### Required task
Find each line with the word "Сброс" and copy it.

### Listing
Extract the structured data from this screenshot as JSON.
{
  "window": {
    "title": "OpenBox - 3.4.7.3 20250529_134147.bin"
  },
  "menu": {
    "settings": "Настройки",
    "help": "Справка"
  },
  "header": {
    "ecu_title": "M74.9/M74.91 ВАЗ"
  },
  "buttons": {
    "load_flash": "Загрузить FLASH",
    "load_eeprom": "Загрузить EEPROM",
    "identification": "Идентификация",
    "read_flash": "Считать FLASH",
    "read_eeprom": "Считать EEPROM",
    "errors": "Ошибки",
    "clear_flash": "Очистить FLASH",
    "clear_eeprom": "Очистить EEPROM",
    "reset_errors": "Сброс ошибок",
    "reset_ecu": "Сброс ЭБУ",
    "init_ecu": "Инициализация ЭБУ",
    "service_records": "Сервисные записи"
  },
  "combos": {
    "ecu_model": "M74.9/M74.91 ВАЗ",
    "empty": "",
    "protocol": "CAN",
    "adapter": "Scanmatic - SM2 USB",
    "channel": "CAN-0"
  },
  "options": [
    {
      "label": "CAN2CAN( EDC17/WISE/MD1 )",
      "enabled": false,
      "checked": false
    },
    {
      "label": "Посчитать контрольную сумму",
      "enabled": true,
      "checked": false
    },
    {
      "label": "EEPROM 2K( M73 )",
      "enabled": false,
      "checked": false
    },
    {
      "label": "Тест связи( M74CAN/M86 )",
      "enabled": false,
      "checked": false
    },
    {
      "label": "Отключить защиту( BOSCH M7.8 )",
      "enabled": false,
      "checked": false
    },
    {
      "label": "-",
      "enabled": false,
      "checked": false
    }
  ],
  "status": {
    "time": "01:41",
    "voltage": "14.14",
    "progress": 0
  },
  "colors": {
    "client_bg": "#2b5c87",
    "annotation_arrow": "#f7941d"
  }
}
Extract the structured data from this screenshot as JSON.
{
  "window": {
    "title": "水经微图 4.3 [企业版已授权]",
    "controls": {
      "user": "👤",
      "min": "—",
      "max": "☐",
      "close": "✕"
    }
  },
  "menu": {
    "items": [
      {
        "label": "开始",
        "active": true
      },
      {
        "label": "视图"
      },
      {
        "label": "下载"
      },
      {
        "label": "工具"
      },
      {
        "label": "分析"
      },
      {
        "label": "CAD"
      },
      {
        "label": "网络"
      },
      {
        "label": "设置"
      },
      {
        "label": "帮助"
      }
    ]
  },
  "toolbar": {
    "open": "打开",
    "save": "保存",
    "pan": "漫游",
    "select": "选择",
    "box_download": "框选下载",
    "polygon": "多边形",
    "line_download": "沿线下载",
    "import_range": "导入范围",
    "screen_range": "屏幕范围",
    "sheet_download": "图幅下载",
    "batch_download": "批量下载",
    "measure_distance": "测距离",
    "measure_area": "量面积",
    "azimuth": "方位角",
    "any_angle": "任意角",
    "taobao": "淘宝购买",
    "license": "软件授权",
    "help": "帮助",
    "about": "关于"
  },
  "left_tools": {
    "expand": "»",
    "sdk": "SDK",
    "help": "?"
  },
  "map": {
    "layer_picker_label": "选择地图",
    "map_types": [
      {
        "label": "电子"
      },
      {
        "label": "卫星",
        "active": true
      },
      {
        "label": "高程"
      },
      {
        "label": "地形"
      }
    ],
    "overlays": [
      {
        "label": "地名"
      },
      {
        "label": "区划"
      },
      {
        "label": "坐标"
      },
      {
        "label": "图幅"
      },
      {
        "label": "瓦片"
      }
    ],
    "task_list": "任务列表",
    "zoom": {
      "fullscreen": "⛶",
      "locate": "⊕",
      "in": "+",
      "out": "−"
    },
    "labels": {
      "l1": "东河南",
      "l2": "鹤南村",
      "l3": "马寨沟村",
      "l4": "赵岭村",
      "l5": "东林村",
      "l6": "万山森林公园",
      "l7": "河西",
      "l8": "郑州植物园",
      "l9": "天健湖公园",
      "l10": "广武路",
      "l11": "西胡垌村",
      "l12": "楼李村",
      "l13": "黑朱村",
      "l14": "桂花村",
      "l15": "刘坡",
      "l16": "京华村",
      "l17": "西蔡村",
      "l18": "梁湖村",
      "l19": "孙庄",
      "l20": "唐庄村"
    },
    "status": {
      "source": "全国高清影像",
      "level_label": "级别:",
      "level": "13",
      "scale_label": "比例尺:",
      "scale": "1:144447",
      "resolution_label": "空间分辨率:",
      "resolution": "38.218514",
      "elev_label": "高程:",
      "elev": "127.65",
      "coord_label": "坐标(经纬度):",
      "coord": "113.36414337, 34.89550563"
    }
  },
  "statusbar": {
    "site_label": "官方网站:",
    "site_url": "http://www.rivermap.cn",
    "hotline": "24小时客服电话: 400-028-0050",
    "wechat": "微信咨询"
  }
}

### Answer to the problem
    "reset_errors": "Сброс ошибок",
    "reset_ecu": "Сброс ЭБУ",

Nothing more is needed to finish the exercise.